*Rows from a dataset:*
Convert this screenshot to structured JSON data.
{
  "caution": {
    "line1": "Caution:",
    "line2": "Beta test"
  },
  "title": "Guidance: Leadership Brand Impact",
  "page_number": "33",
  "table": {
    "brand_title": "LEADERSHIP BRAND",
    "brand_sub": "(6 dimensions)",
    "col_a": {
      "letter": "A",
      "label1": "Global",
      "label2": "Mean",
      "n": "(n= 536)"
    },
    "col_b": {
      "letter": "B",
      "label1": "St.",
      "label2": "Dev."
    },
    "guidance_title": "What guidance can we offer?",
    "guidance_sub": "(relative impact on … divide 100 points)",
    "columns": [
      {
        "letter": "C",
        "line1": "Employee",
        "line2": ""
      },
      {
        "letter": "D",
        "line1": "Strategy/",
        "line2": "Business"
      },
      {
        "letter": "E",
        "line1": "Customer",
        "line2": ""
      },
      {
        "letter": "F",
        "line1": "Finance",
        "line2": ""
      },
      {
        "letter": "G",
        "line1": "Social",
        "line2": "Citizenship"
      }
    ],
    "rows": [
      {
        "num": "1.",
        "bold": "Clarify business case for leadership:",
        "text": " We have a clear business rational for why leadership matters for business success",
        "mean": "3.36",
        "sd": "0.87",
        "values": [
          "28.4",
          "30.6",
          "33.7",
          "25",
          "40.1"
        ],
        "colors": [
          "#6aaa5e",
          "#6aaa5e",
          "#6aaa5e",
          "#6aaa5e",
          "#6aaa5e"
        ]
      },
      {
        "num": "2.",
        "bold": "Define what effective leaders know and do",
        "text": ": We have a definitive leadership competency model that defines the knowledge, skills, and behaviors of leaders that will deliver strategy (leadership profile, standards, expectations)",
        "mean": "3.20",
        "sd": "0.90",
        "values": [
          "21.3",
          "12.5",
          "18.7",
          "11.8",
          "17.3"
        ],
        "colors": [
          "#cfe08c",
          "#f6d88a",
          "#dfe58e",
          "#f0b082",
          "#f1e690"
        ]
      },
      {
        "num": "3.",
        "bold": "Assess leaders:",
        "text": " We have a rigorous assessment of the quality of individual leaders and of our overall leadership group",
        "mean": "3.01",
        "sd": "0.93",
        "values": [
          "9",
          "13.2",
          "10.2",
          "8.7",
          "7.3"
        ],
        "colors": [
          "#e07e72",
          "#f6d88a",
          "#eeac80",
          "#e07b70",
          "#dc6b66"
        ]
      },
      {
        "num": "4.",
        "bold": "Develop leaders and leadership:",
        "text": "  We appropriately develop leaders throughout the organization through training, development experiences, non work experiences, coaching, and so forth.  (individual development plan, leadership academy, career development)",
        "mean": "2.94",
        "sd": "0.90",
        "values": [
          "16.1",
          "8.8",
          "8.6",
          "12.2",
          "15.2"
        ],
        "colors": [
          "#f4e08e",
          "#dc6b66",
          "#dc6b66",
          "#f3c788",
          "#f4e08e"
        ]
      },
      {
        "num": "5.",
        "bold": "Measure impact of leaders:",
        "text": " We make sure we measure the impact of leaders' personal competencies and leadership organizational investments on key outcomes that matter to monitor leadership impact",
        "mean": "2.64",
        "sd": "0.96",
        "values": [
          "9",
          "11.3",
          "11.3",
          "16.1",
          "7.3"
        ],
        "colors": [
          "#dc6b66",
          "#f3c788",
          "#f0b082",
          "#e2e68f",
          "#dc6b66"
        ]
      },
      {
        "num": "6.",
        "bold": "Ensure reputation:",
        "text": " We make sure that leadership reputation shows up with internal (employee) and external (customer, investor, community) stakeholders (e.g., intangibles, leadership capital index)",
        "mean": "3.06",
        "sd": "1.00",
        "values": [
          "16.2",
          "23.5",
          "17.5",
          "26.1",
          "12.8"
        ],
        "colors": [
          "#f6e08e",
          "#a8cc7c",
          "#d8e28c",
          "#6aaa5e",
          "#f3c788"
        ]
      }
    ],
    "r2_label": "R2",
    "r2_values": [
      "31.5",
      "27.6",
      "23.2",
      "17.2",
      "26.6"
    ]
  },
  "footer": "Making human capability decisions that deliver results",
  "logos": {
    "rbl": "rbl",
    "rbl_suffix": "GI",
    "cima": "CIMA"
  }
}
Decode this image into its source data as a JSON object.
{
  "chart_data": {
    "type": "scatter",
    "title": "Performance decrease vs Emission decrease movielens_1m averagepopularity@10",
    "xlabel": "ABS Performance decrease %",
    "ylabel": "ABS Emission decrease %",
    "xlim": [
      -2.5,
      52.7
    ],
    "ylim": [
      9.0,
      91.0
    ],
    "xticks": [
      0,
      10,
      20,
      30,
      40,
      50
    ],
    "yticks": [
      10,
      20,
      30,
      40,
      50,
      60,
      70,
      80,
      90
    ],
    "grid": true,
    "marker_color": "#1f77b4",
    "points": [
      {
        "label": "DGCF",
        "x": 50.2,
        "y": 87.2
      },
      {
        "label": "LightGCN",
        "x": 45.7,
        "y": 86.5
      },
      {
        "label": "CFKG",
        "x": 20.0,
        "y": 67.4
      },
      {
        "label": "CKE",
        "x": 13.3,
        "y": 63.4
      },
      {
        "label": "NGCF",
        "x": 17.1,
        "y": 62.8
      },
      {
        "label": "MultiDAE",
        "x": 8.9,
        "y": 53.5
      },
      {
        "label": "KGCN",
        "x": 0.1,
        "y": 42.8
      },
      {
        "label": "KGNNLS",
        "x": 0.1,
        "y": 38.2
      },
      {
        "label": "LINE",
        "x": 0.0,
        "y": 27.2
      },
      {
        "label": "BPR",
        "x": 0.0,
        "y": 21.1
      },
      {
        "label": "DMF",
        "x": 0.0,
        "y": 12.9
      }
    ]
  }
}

*The request:*
Copy out every line of the data above, exactly as given.

*Response:*
Convert this screenshot to structured JSON data.
{
  "caution": {
    "line1": "Caution:",
    "line2": "Beta test"
  },
  "title": "Guidance: Leadership Brand Impact",
  "page_number": "33",
  "table": {
    "brand_title": "LEADERSHIP BRAND",
    "brand_sub": "(6 dimensions)",
    "col_a": {
      "letter": "A",
      "label1": "Global",
      "label2": "Mean",
      "n": "(n= 536)"
    },
    "col_b": {
      "letter": "B",
      "label1": "St.",
      "label2": "Dev."
    },
    "guidance_title": "What guidance can we offer?",
    "guidance_sub": "(relative impact on … divide 100 points)",
    "columns": [
      {
        "letter": "C",
        "line1": "Employee",
        "line2": ""
      },
      {
        "letter": "D",
        "line1": "Strategy/",
        "line2": "Business"
      },
      {
        "letter": "E",
        "line1": "Customer",
        "line2": ""
      },
      {
        "letter": "F",
        "line1": "Finance",
        "line2": ""
      },
      {
        "letter": "G",
        "line1": "Social",
        "line2": "Citizenship"
      }
    ],
    "rows": [
      {
        "num": "1.",
        "bold": "Clarify business case for leadership:",
        "text": " We have a clear business rational for why leadership matters for business success",
        "mean": "3.36",
        "sd": "0.87",
        "values": [
          "28.4",
          "30.6",
          "33.7",
          "25",
          "40.1"
        ],
        "colors": [
          "#6aaa5e",
          "#6aaa5e",
          "#6aaa5e",
          "#6aaa5e",
          "#6aaa5e"
        ]
      },
      {
        "num": "2.",
        "bold": "Define what effective leaders know and do",
        "text": ": We have a definitive leadership competency model that defines the knowledge, skills, and behaviors of leaders that will deliver strategy (leadership profile, standards, expectations)",
        "mean": "3.20",
        "sd": "0.90",
        "values": [
          "21.3",
          "12.5",
          "18.7",
          "11.8",
          "17.3"
        ],
        "colors": [
          "#cfe08c",
          "#f6d88a",
          "#dfe58e",
          "#f0b082",
          "#f1e690"
        ]
      },
      {
        "num": "3.",
        "bold": "Assess leaders:",
        "text": " We have a rigorous assessment of the quality of individual leaders and of our overall leadership group",
        "mean": "3.01",
        "sd": "0.93",
        "values": [
          "9",
          "13.2",
          "10.2",
          "8.7",
          "7.3"
        ],
        "colors": [
          "#e07e72",
          "#f6d88a",
          "#eeac80",
          "#e07b70",
          "#dc6b66"
        ]
      },
      {
        "num": "4.",
        "bold": "Develop leaders and leadership:",
        "text": "  We appropriately develop leaders throughout the organization through training, development experiences, non work experiences, coaching, and so forth.  (individual development plan, leadership academy, career development)",
        "mean": "2.94",
        "sd": "0.90",
        "values": [
          "16.1",
          "8.8",
          "8.6",
          "12.2",
          "15.2"
        ],
        "colors": [
          "#f4e08e",
          "#dc6b66",
          "#dc6b66",
          "#f3c788",
          "#f4e08e"
        ]
      },
      {
        "num": "5.",
        "bold": "Measure impact of leaders:",
        "text": " We make sure we measure the impact of leaders' personal competencies and leadership organizational investments on key outcomes that matter to monitor leadership impact",
        "mean": "2.64",
        "sd": "0.96",
        "values": [
          "9",
          "11.3",
          "11.3",
          "16.1",
          "7.3"
        ],
        "colors": [
          "#dc6b66",
          "#f3c788",
          "#f0b082",
          "#e2e68f",
          "#dc6b66"
        ]
      },
      {
        "num": "6.",
        "bold": "Ensure reputation:",
        "text": " We make sure that leadership reputation shows up with internal (employee) and external (customer, investor, community) stakeholders (e.g., intangibles, leadership capital index)",
        "mean": "3.06",
        "sd": "1.00",
        "values": [
          "16.2",
          "23.5",
          "17.5",
          "26.1",
          "12.8"
        ],
        "colors": [
          "#f6e08e",
          "#a8cc7c",
          "#d8e28c",
          "#6aaa5e",
          "#f3c788"
        ]
      }
    ],
    "r2_label": "R2",
    "r2_values": [
      "31.5",
      "27.6",
      "23.2",
      "17.2",
      "26.6"
    ]
  },
  "footer": "Making human capability decisions that deliver results",
  "logos": {
    "rbl": "rbl",
    "rbl_suffix": "GI",
    "cima": "CIMA"
  }
}
Decode this image into its source data as a JSON object.
{
  "chart_data": {
    "type": "scatter",
    "title": "Performance decrease vs Emission decrease movielens_1m averagepopularity@10",
    "xlabel": "ABS Performance decrease %",
    "ylabel": "ABS Emission decrease %",
    "xlim": [
      -2.5,
      52.7
    ],
    "ylim": [
      9.0,
      91.0
    ],
    "xticks": [
      0,
      10,
      20,
      30,
      40,
      50
    ],
    "yticks": [
      10,
      20,
      30,
      40,
      50,
      60,
      70,
      80,
      90
    ],
    "grid": true,
    "marker_color": "#1f77b4",
    "points": [
      {
        "label": "DGCF",
        "x": 50.2,
        "y": 87.2
      },
      {
        "label": "LightGCN",
        "x": 45.7,
        "y": 86.5
      },
      {
        "label": "CFKG",
        "x": 20.0,
        "y": 67.4
      },
      {
        "label": "CKE",
        "x": 13.3,
        "y": 63.4
      },
      {
        "label": "NGCF",
        "x": 17.1,
        "y": 62.8
      },
      {
        "label": "MultiDAE",
        "x": 8.9,
        "y": 53.5
      },
      {
        "label": "KGCN",
        "x": 0.1,
        "y": 42.8
      },
      {
        "label": "KGNNLS",
        "x": 0.1,
        "y": 38.2
      },
      {
        "label": "LINE",
        "x": 0.0,
        "y": 27.2
      },
      {
        "label": "BPR",
        "x": 0.0,
        "y": 21.1
      },
      {
        "label": "DMF",
        "x": 0.0,
        "y": 12.9
      }
    ]
  }
}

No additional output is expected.